--- Begin Provided records ---

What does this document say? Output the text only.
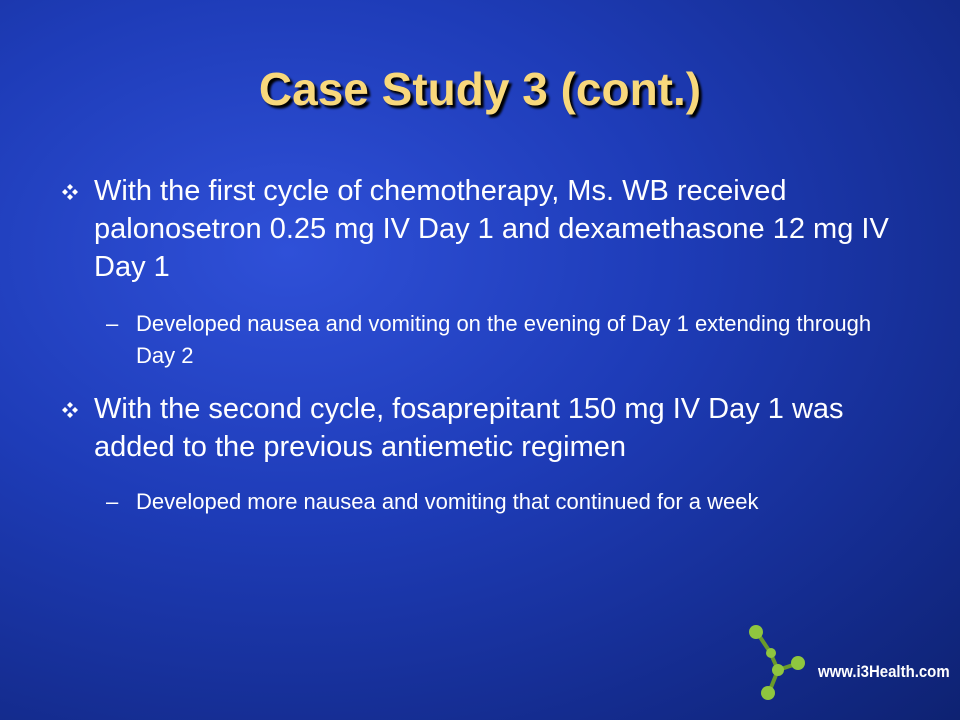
Case Study 3 (cont.)
With the first cycle of chemotherapy, Ms. WB received palonosetron 0.25 mg IV Day 1 and dexamethasone 12 mg IV Day 1
– Developed nausea and vomiting on the evening of Day 1 extending through Day 2
With the second cycle, fosaprepitant 150 mg IV Day 1 was added to the previous antiemetic regimen
– Developed more nausea and vomiting that continued for a week
www.i3Health.com
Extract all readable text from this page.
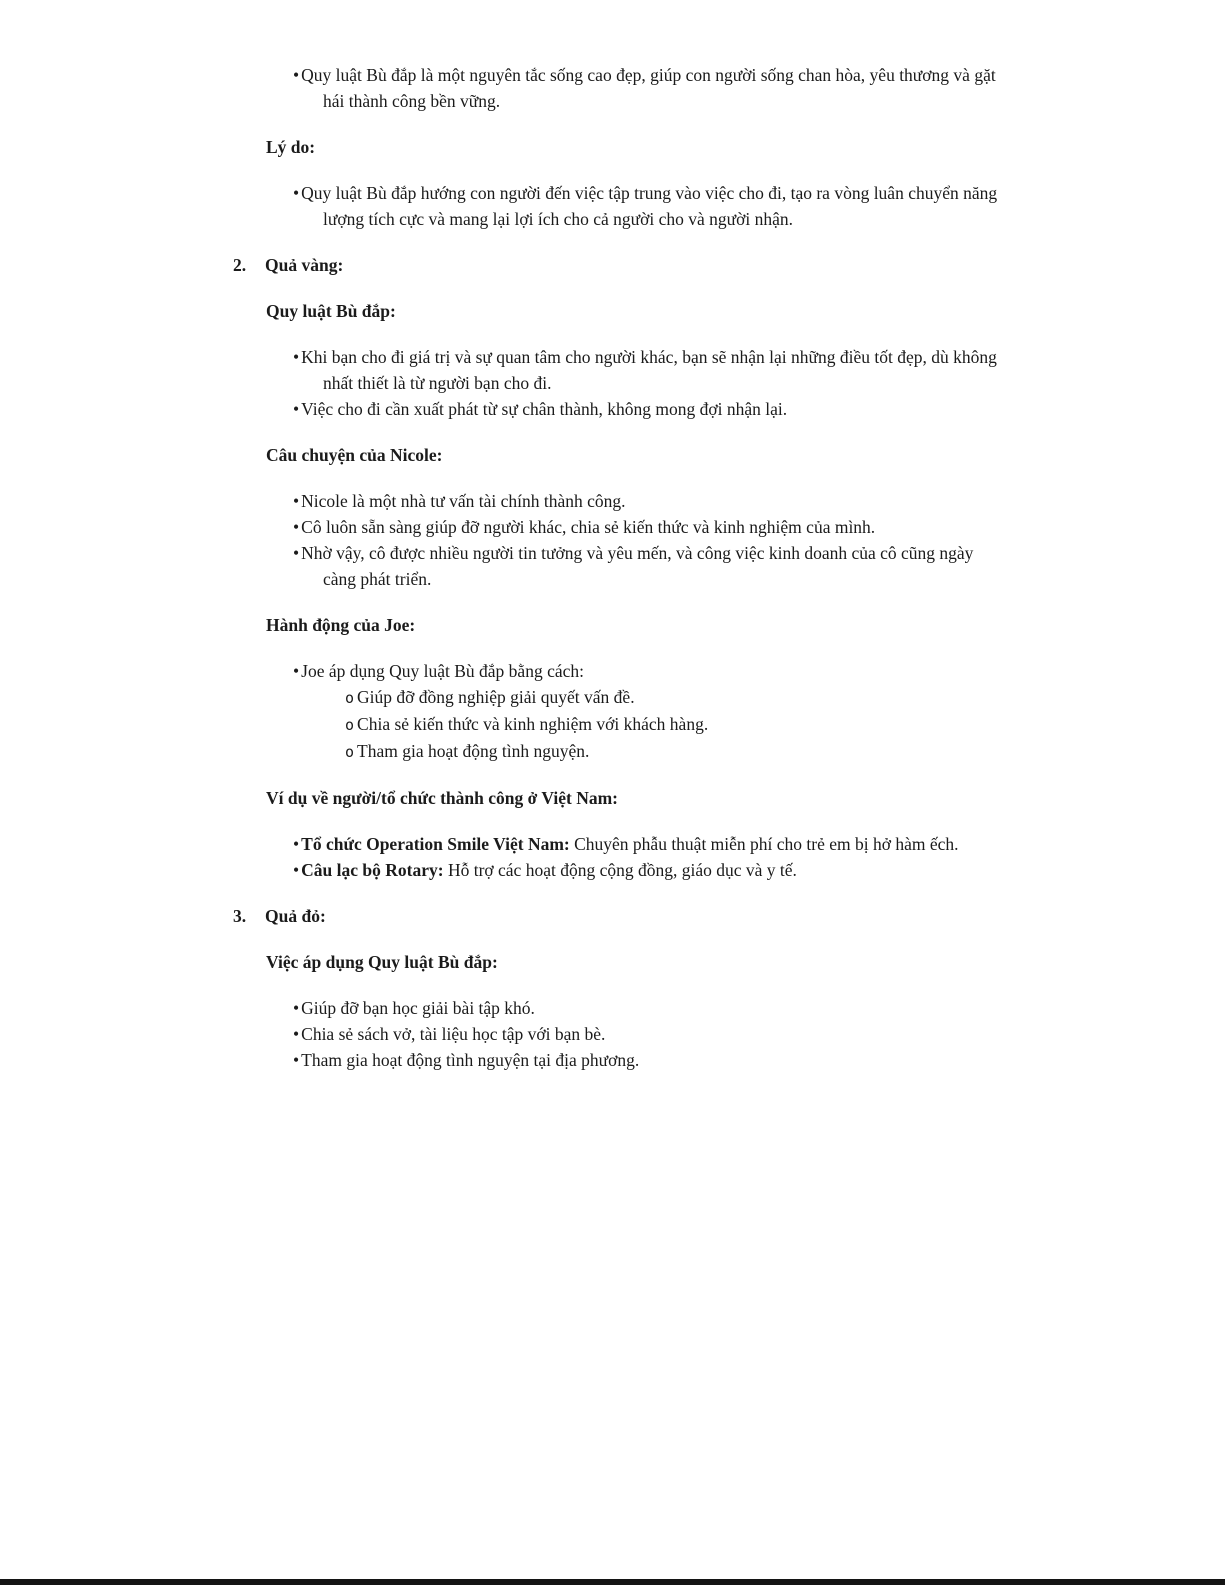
• Quy luật Bù đắp là một nguyên tắc sống cao đẹp, giúp con người sống chan hòa, yêu thương và gặt hái thành công bền vững.

Lý do:

• Quy luật Bù đắp hướng con người đến việc tập trung vào việc cho đi, tạo ra vòng luân chuyển năng lượng tích cực và mang lại lợi ích cho cả người cho và người nhận.

2. Quả vàng:

Quy luật Bù đắp:

• Khi bạn cho đi giá trị và sự quan tâm cho người khác, bạn sẽ nhận lại những điều tốt đẹp, dù không nhất thiết là từ người bạn cho đi.
• Việc cho đi cần xuất phát từ sự chân thành, không mong đợi nhận lại.

Câu chuyện của Nicole:

• Nicole là một nhà tư vấn tài chính thành công.
• Cô luôn sẵn sàng giúp đỡ người khác, chia sẻ kiến thức và kinh nghiệm của mình.
• Nhờ vậy, cô được nhiều người tin tưởng và yêu mến, và công việc kinh doanh của cô cũng ngày càng phát triển.

Hành động của Joe:

• Joe áp dụng Quy luật Bù đắp bằng cách:
o Giúp đỡ đồng nghiệp giải quyết vấn đề.
o Chia sẻ kiến thức và kinh nghiệm với khách hàng.
o Tham gia hoạt động tình nguyện.

Ví dụ về người/tổ chức thành công ở Việt Nam:

• Tổ chức Operation Smile Việt Nam: Chuyên phẫu thuật miễn phí cho trẻ em bị hở hàm ếch.
• Câu lạc bộ Rotary: Hỗ trợ các hoạt động cộng đồng, giáo dục và y tế.

3. Quả đỏ:

Việc áp dụng Quy luật Bù đắp:

• Giúp đỡ bạn học giải bài tập khó.
• Chia sẻ sách vở, tài liệu học tập với bạn bè.
• Tham gia hoạt động tình nguyện tại địa phương.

--- End Provided records ---

Reproduce each line from the records that contains the word "kinh".

• Cô luôn sẵn sàng giúp đỡ người khác, chia sẻ kiến thức và kinh nghiệm của mình.
• Nhờ vậy, cô được nhiều người tin tưởng và yêu mến, và công việc kinh doanh của cô cũng ngày càng phát triển.
o Chia sẻ kiến thức và kinh nghiệm với khách hàng.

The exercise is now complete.